▼

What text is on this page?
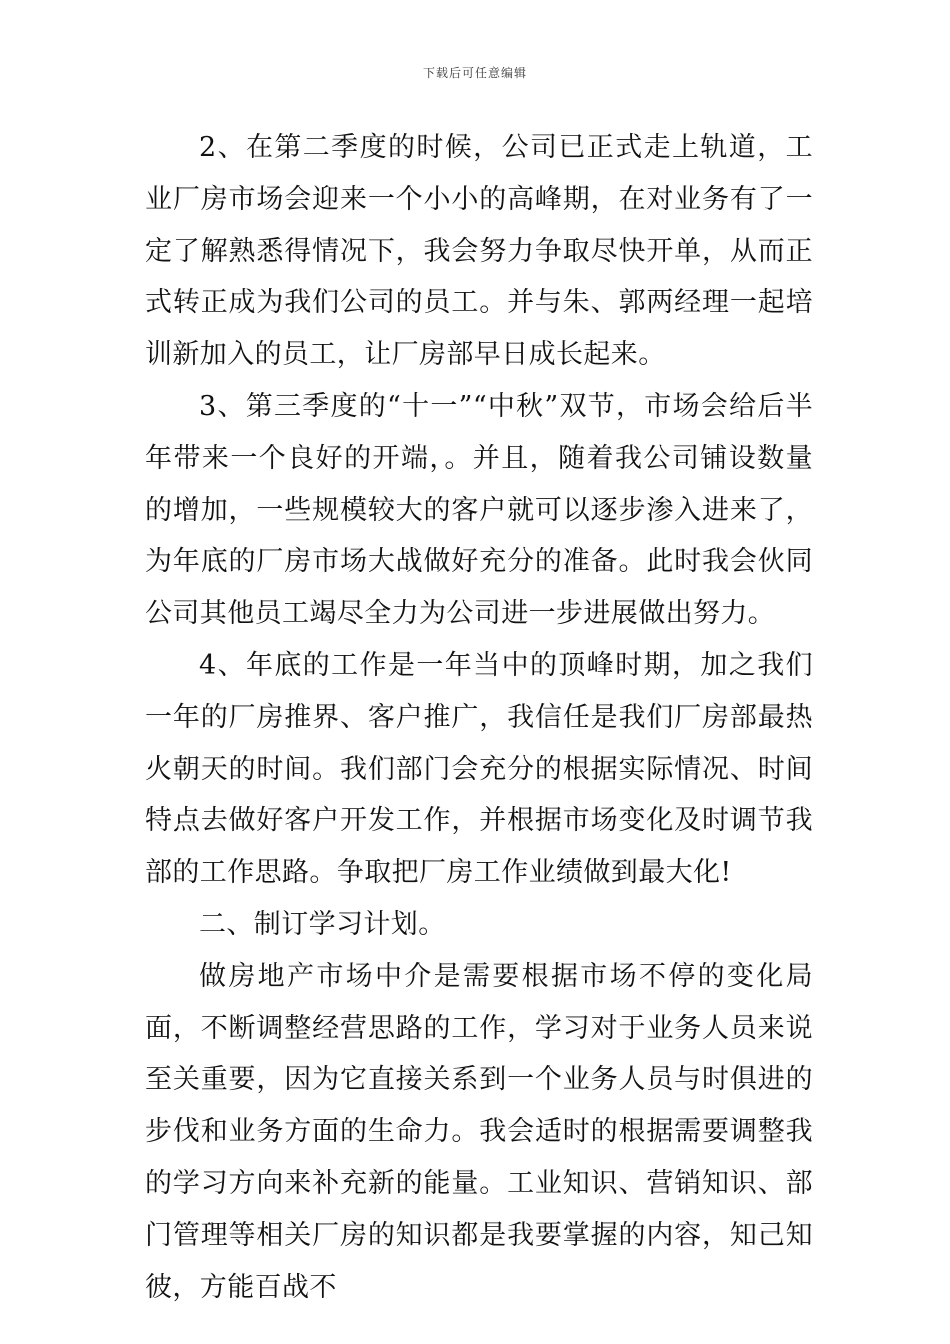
下载后可任意编辑

2、在第二季度的时候，公司已正式走上轨道，工业厂房市场会迎来一个小小的高峰期，在对业务有了一定了解熟悉得情况下，我会努力争取尽快开单，从而正式转正成为我们公司的员工。并与朱、郭两经理一起培训新加入的员工，让厂房部早日成长起来。

3、第三季度的“十一”“中秋”双节，市场会给后半年带来一个良好的开端，。并且，随着我公司铺设数量的增加，一些规模较大的客户就可以逐步渗入进来了，为年底的厂房市场大战做好充分的准备。此时我会伙同公司其他员工竭尽全力为公司进一步进展做出努力。

4、年底的工作是一年当中的顶峰时期，加之我们一年的厂房推界、客户推广，我信任是我们厂房部最热火朝天的时间。我们部门会充分的根据实际情况、时间特点去做好客户开发工作，并根据市场变化及时调节我部的工作思路。争取把厂房工作业绩做到最大化!

二、制订学习计划。

做房地产市场中介是需要根据市场不停的变化局面，不断调整经营思路的工作，学习对于业务人员来说至关重要，因为它直接关系到一个业务人员与时俱进的步伐和业务方面的生命力。我会适时的根据需要调整我的学习方向来补充新的能量。工业知识、营销知识、部门管理等相关厂房的知识都是我要掌握的内容，知己知彼，方能百战不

▲

* **YOUR INSTRUCTIONS**:
Reproduce every record above exactly, omitting the pictures.

* **OUTPUT OF THE EXERCISE**:
What text is on this page?
下载后可任意编辑

2、在第二季度的时候，公司已正式走上轨道，工业厂房市场会迎来一个小小的高峰期，在对业务有了一定了解熟悉得情况下，我会努力争取尽快开单，从而正式转正成为我们公司的员工。并与朱、郭两经理一起培训新加入的员工，让厂房部早日成长起来。

3、第三季度的“十一”“中秋”双节，市场会给后半年带来一个良好的开端，。并且，随着我公司铺设数量的增加，一些规模较大的客户就可以逐步渗入进来了，为年底的厂房市场大战做好充分的准备。此时我会伙同公司其他员工竭尽全力为公司进一步进展做出努力。

4、年底的工作是一年当中的顶峰时期，加之我们一年的厂房推界、客户推广，我信任是我们厂房部最热火朝天的时间。我们部门会充分的根据实际情况、时间特点去做好客户开发工作，并根据市场变化及时调节我部的工作思路。争取把厂房工作业绩做到最大化!

二、制订学习计划。

做房地产市场中介是需要根据市场不停的变化局面，不断调整经营思路的工作，学习对于业务人员来说至关重要，因为它直接关系到一个业务人员与时俱进的步伐和业务方面的生命力。我会适时的根据需要调整我的学习方向来补充新的能量。工业知识、营销知识、部门管理等相关厂房的知识都是我要掌握的内容，知己知彼，方能百战不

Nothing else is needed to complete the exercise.